[begin ENTRIES SHOWN]
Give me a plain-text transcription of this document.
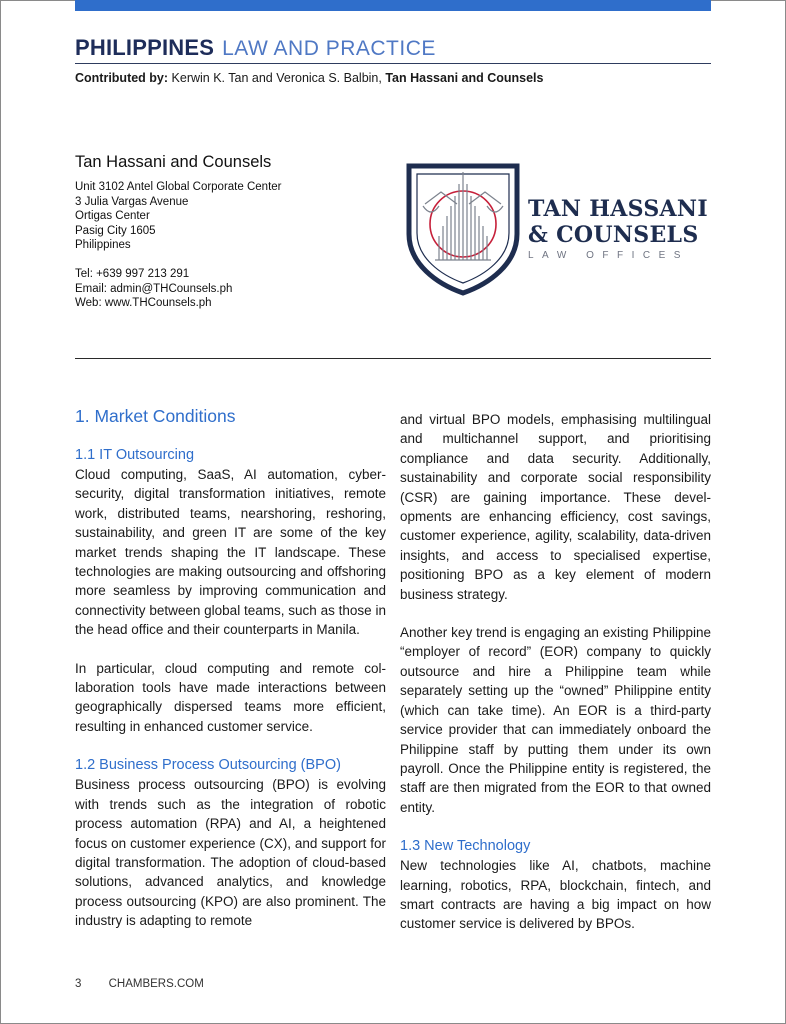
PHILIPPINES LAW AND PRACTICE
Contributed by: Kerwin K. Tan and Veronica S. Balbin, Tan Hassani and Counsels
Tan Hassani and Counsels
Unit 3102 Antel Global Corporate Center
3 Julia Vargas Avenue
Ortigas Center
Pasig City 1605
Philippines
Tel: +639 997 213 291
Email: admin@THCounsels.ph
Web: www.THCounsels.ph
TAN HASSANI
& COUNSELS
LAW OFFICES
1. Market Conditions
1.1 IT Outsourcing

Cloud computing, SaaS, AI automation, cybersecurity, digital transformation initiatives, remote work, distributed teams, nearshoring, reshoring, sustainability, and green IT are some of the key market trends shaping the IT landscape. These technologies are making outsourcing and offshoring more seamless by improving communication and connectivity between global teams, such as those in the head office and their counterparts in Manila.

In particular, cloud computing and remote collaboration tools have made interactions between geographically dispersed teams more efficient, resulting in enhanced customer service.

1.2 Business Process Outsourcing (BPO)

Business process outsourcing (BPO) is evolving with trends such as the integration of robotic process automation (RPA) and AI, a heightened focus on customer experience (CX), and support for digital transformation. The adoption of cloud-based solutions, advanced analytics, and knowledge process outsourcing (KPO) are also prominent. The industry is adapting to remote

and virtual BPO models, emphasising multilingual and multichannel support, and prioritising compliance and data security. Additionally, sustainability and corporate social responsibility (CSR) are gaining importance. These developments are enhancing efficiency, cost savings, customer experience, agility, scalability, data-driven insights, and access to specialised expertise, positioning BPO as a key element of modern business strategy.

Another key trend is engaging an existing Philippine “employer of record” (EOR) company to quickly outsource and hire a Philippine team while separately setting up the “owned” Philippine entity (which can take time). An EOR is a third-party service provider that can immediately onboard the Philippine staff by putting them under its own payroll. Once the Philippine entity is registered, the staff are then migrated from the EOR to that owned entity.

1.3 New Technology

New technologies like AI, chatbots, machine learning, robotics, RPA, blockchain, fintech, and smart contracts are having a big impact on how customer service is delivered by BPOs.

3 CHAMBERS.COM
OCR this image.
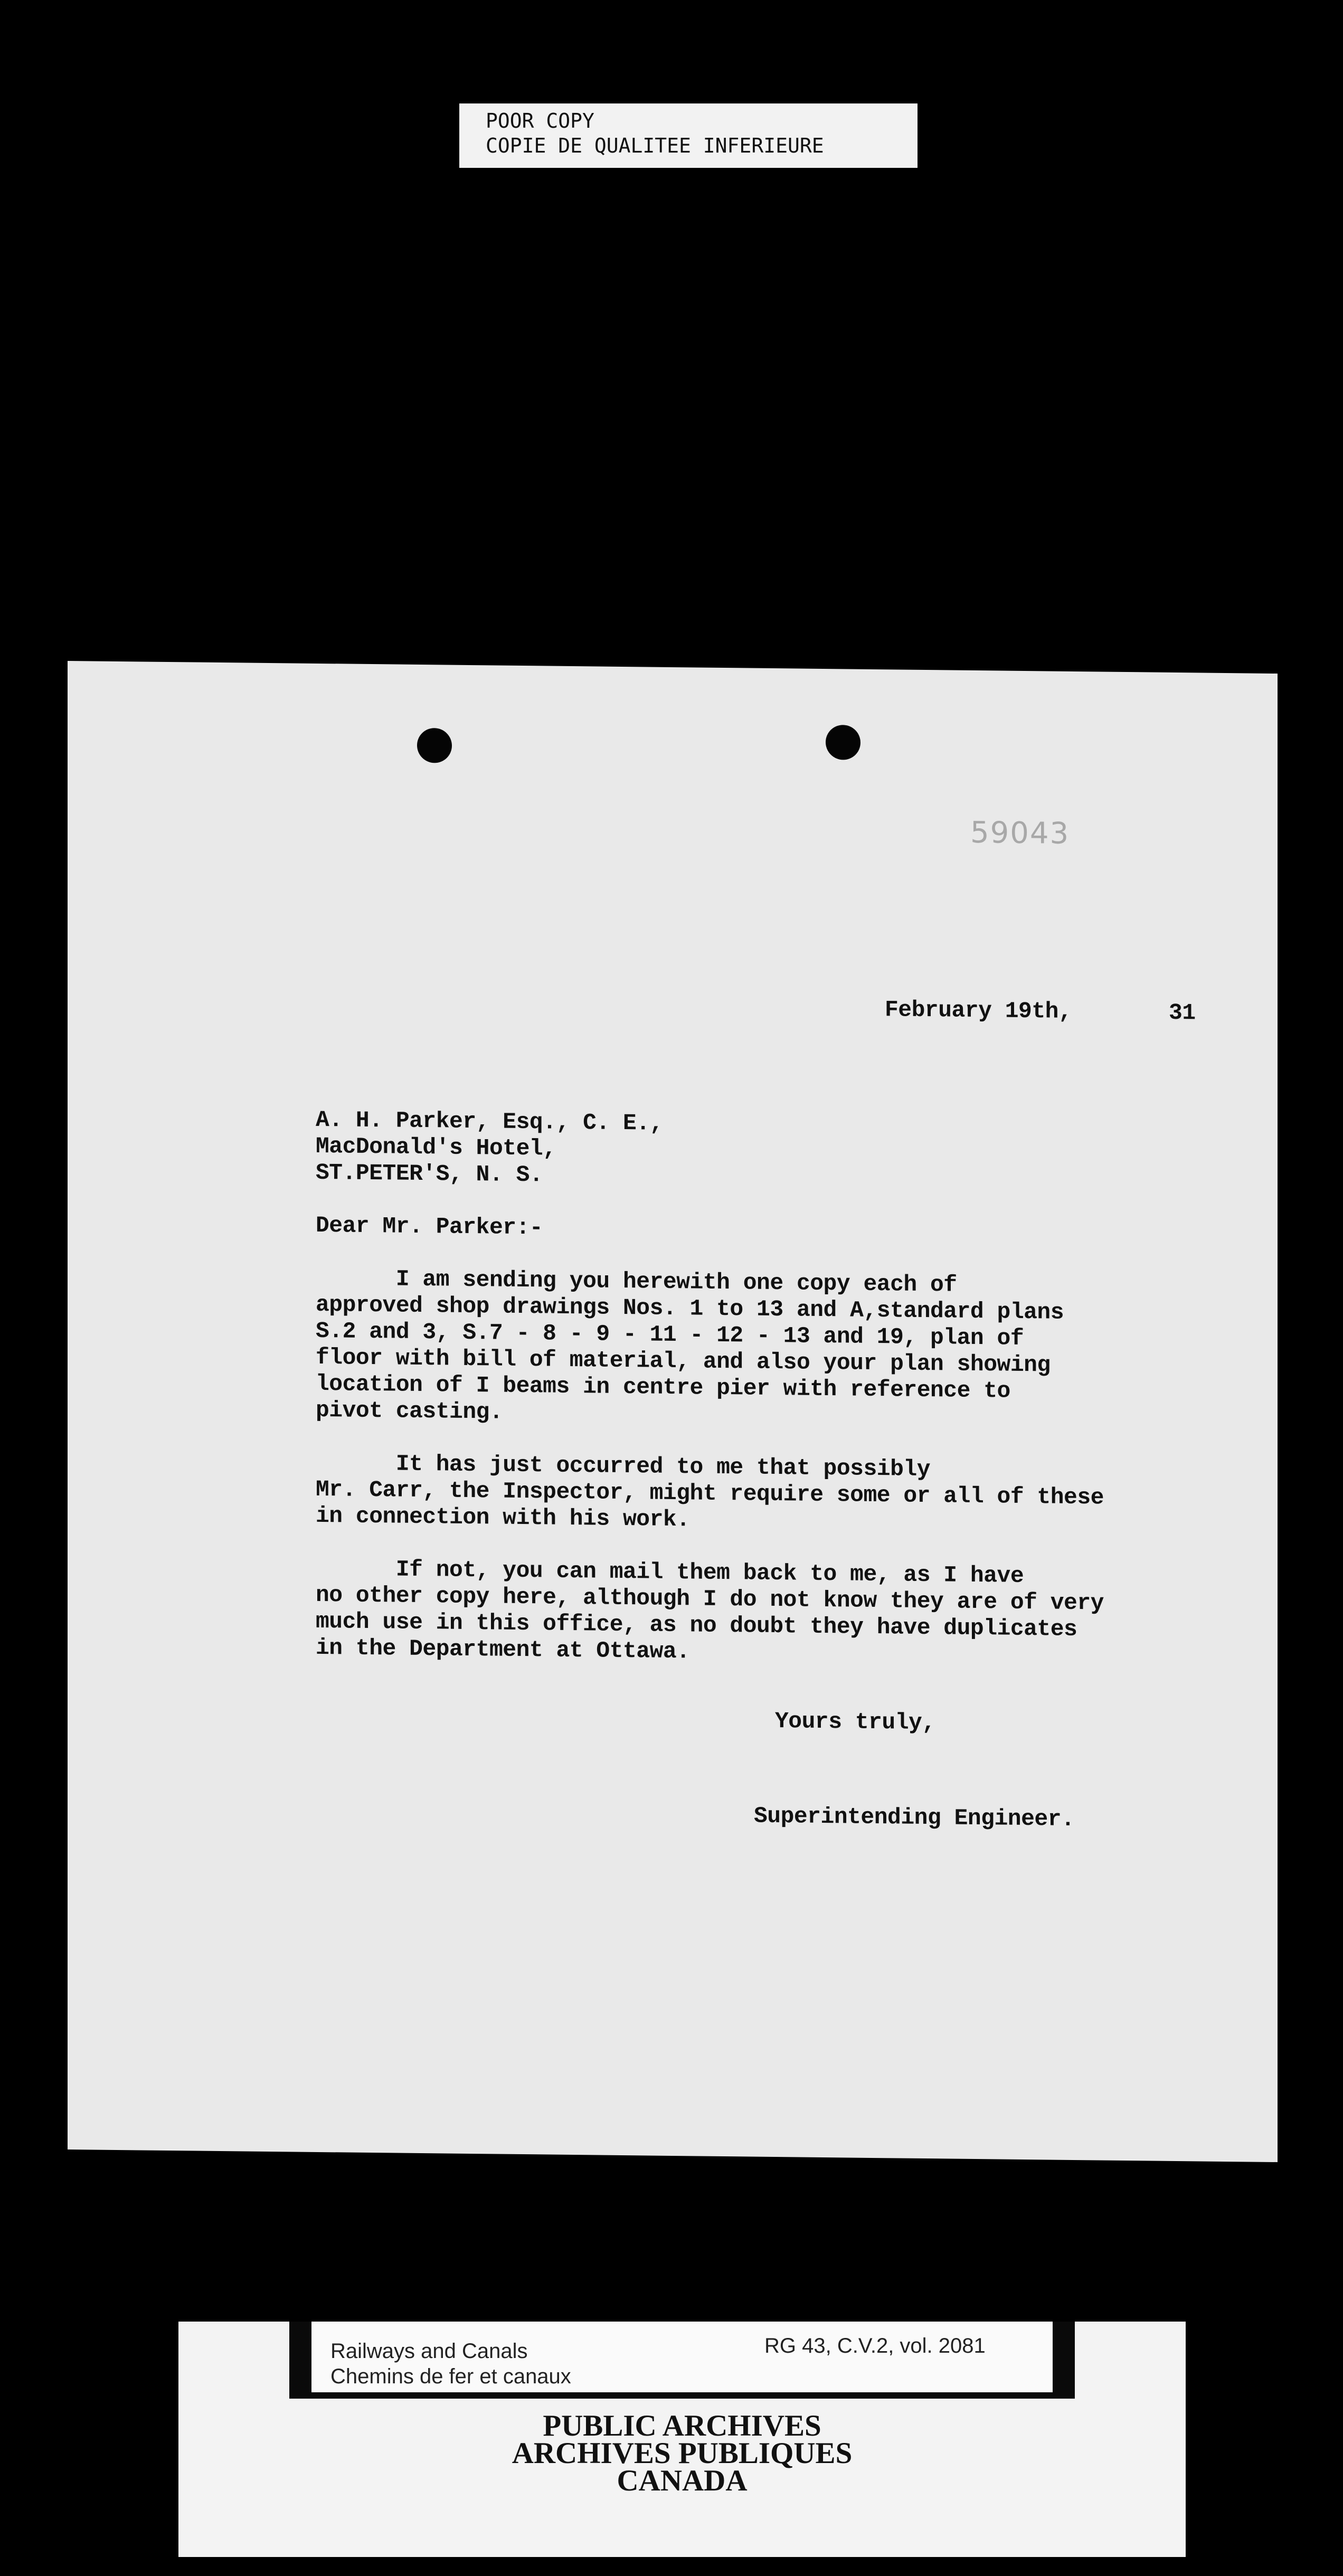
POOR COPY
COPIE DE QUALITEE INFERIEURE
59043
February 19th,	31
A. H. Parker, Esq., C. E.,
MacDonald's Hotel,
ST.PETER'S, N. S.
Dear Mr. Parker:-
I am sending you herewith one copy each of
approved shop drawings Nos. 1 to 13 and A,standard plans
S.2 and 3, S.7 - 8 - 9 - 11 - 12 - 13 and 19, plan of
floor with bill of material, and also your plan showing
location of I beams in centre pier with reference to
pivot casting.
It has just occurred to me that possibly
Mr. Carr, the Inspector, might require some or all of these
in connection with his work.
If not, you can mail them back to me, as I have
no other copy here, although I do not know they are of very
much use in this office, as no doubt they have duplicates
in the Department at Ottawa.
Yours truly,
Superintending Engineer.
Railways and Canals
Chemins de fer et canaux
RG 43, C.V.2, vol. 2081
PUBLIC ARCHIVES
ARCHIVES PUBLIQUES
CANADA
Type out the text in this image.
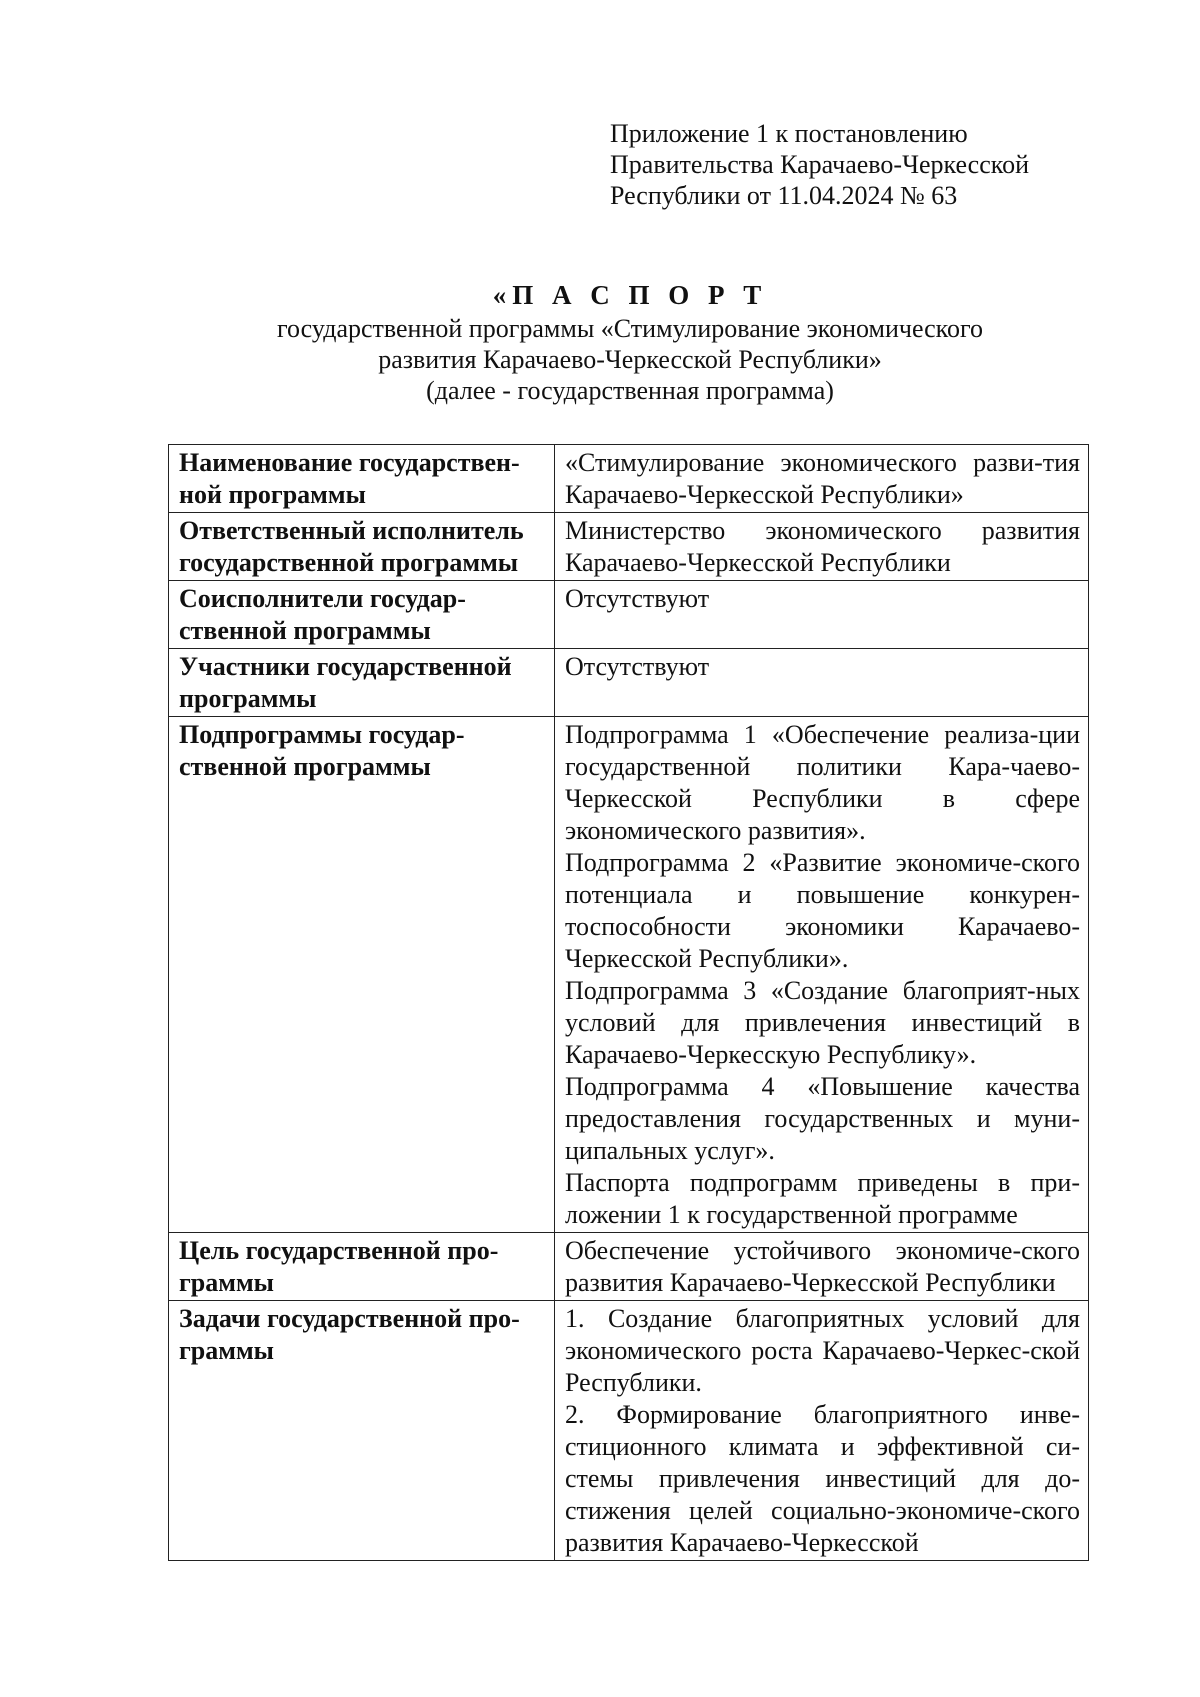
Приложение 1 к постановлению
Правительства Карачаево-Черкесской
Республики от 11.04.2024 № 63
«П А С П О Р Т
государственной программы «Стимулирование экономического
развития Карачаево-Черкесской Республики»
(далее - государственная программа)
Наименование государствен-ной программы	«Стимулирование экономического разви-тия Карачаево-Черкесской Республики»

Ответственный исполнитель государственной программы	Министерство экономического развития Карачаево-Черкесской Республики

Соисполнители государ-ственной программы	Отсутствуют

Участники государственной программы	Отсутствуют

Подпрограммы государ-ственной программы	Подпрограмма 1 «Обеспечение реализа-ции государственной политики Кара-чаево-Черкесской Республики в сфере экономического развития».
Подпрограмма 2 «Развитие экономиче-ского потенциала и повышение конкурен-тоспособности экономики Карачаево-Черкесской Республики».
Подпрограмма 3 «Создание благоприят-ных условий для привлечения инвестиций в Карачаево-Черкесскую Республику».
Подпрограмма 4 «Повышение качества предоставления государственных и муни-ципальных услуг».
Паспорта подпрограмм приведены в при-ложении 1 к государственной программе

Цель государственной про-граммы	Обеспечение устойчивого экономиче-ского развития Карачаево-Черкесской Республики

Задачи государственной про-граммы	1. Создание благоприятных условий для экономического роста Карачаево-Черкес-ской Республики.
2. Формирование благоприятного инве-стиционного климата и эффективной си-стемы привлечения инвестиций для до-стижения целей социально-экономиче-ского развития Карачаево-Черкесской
[end ENTRIES SHOWN]
_INSTRUCTIONS FOR THE TASK_
Give every record back exactly as it reads, with no images.

_REPLY_
Give me a plain-text transcription of this document.
PHILIPPINES LAW AND PRACTICE
Contributed by: Kerwin K. Tan and Veronica S. Balbin, Tan Hassani and Counsels
Tan Hassani and Counsels
Unit 3102 Antel Global Corporate Center
3 Julia Vargas Avenue
Ortigas Center
Pasig City 1605
Philippines
Tel: +639 997 213 291
Email: admin@THCounsels.ph
Web: www.THCounsels.ph
TAN HASSANI
& COUNSELS
LAW OFFICES
1. Market Conditions
1.1 IT Outsourcing

Cloud computing, SaaS, AI automation, cybersecurity, digital transformation initiatives, remote work, distributed teams, nearshoring, reshoring, sustainability, and green IT are some of the key market trends shaping the IT landscape. These technologies are making outsourcing and offshoring more seamless by improving communication and connectivity between global teams, such as those in the head office and their counterparts in Manila.

In particular, cloud computing and remote collaboration tools have made interactions between geographically dispersed teams more efficient, resulting in enhanced customer service.

1.2 Business Process Outsourcing (BPO)

Business process outsourcing (BPO) is evolving with trends such as the integration of robotic process automation (RPA) and AI, a heightened focus on customer experience (CX), and support for digital transformation. The adoption of cloud-based solutions, advanced analytics, and knowledge process outsourcing (KPO) are also prominent. The industry is adapting to remote

and virtual BPO models, emphasising multilingual and multichannel support, and prioritising compliance and data security. Additionally, sustainability and corporate social responsibility (CSR) are gaining importance. These developments are enhancing efficiency, cost savings, customer experience, agility, scalability, data-driven insights, and access to specialised expertise, positioning BPO as a key element of modern business strategy.

Another key trend is engaging an existing Philippine “employer of record” (EOR) company to quickly outsource and hire a Philippine team while separately setting up the “owned” Philippine entity (which can take time). An EOR is a third-party service provider that can immediately onboard the Philippine staff by putting them under its own payroll. Once the Philippine entity is registered, the staff are then migrated from the EOR to that owned entity.

1.3 New Technology

New technologies like AI, chatbots, machine learning, robotics, RPA, blockchain, fintech, and smart contracts are having a big impact on how customer service is delivered by BPOs.

3 CHAMBERS.COM
OCR this image.
POOR COPY
COPIE DE QUALITEE INFERIEURE
59043
February 19th,	31
A. H. Parker, Esq., C. E.,
MacDonald's Hotel,
ST.PETER'S, N. S.
Dear Mr. Parker:-
I am sending you herewith one copy each of
approved shop drawings Nos. 1 to 13 and A,standard plans
S.2 and 3, S.7 - 8 - 9 - 11 - 12 - 13 and 19, plan of
floor with bill of material, and also your plan showing
location of I beams in centre pier with reference to
pivot casting.
It has just occurred to me that possibly
Mr. Carr, the Inspector, might require some or all of these
in connection with his work.
If not, you can mail them back to me, as I have
no other copy here, although I do not know they are of very
much use in this office, as no doubt they have duplicates
in the Department at Ottawa.
Yours truly,
Superintending Engineer.
Railways and Canals
Chemins de fer et canaux
RG 43, C.V.2, vol. 2081
PUBLIC ARCHIVES
ARCHIVES PUBLIQUES
CANADA
Type out the text in this image.
Приложение 1 к постановлению
Правительства Карачаево-Черкесской
Республики от 11.04.2024 № 63
«П А С П О Р Т
государственной программы «Стимулирование экономического
развития Карачаево-Черкесской Республики»
(далее - государственная программа)
Наименование государствен-ной программы	«Стимулирование экономического разви-тия Карачаево-Черкесской Республики»

Ответственный исполнитель государственной программы	Министерство экономического развития Карачаево-Черкесской Республики

Соисполнители государ-ственной программы	Отсутствуют

Участники государственной программы	Отсутствуют

Подпрограммы государ-ственной программы	Подпрограмма 1 «Обеспечение реализа-ции государственной политики Кара-чаево-Черкесской Республики в сфере экономического развития».
Подпрограмма 2 «Развитие экономиче-ского потенциала и повышение конкурен-тоспособности экономики Карачаево-Черкесской Республики».
Подпрограмма 3 «Создание благоприят-ных условий для привлечения инвестиций в Карачаево-Черкесскую Республику».
Подпрограмма 4 «Повышение качества предоставления государственных и муни-ципальных услуг».
Паспорта подпрограмм приведены в при-ложении 1 к государственной программе

Цель государственной про-граммы	Обеспечение устойчивого экономиче-ского развития Карачаево-Черкесской Республики

Задачи государственной про-граммы	1. Создание благоприятных условий для экономического роста Карачаево-Черкес-ской Республики.
2. Формирование благоприятного инве-стиционного климата и эффективной си-стемы привлечения инвестиций для до-стижения целей социально-экономиче-ского развития Карачаево-Черкесской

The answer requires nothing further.